═══ SUPPLIED RECORDS ═══

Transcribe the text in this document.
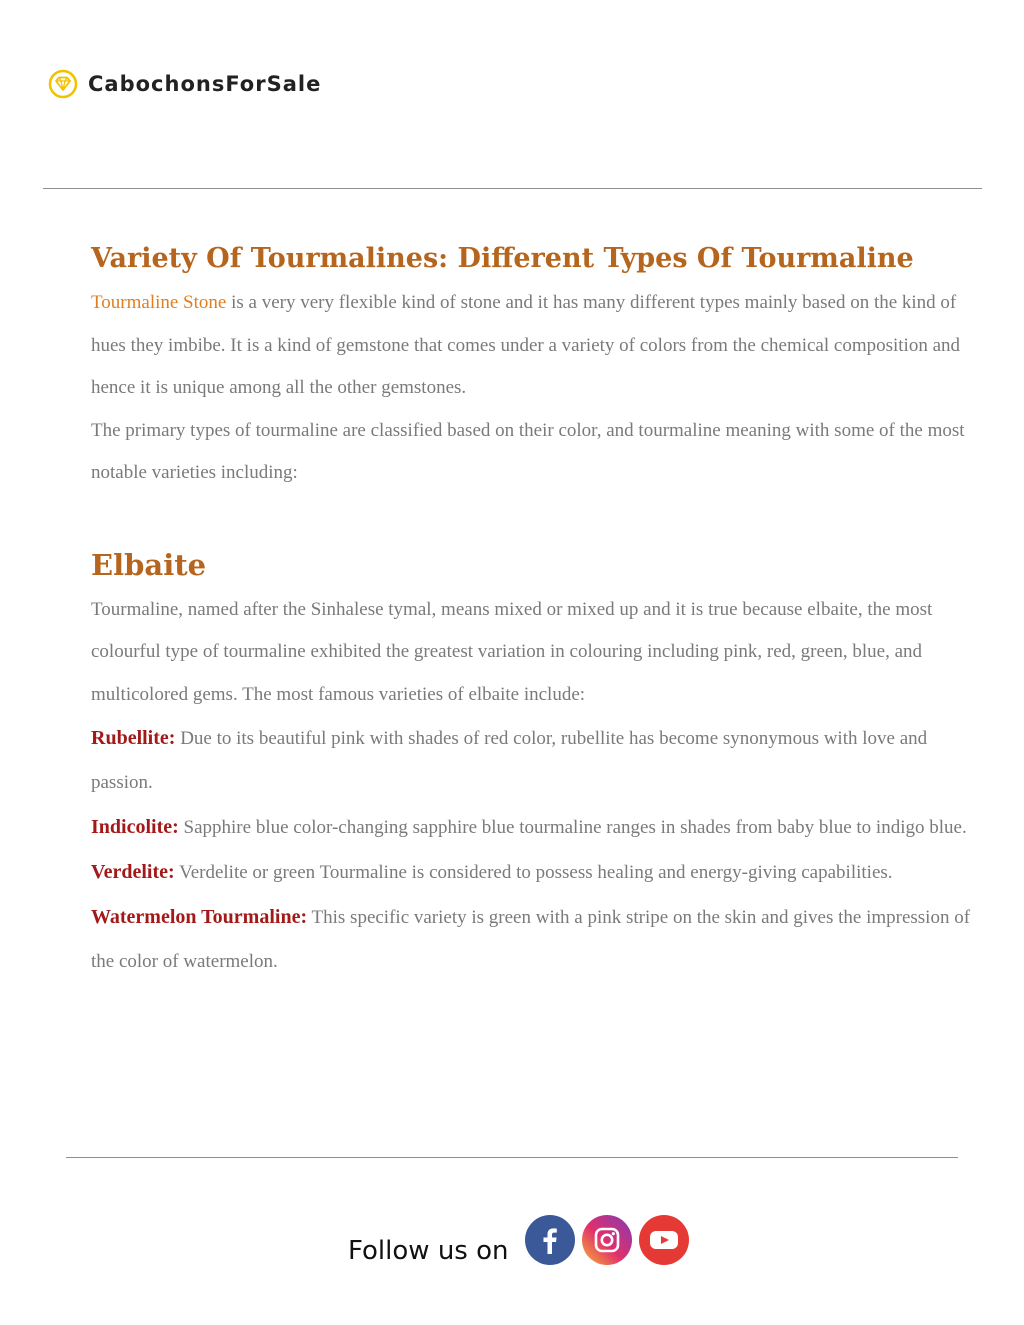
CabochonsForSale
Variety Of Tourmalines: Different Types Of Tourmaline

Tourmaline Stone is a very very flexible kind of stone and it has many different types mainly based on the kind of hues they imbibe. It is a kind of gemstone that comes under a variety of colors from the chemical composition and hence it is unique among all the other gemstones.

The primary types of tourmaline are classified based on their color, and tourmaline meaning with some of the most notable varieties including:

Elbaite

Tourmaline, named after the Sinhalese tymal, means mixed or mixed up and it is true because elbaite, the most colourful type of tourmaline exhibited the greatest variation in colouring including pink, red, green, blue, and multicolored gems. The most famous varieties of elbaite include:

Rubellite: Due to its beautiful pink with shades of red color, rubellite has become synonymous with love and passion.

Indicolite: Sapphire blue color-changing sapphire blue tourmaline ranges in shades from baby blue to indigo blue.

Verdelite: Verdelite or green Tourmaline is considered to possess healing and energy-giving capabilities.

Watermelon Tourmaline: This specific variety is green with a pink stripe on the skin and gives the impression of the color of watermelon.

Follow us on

═══

TASK PROMPT. Which lines hold the word "blue"? Copy each of them from the records.

THE OUTPUT.
Tourmaline, named after the Sinhalese tymal, means mixed or mixed up and it is true because elbaite, the most colourful type of tourmaline exhibited the greatest variation in colouring including pink, red, green, blue, and multicolored gems. The most famous varieties of elbaite include:
Indicolite: Sapphire blue color-changing sapphire blue tourmaline ranges in shades from baby blue to indigo blue.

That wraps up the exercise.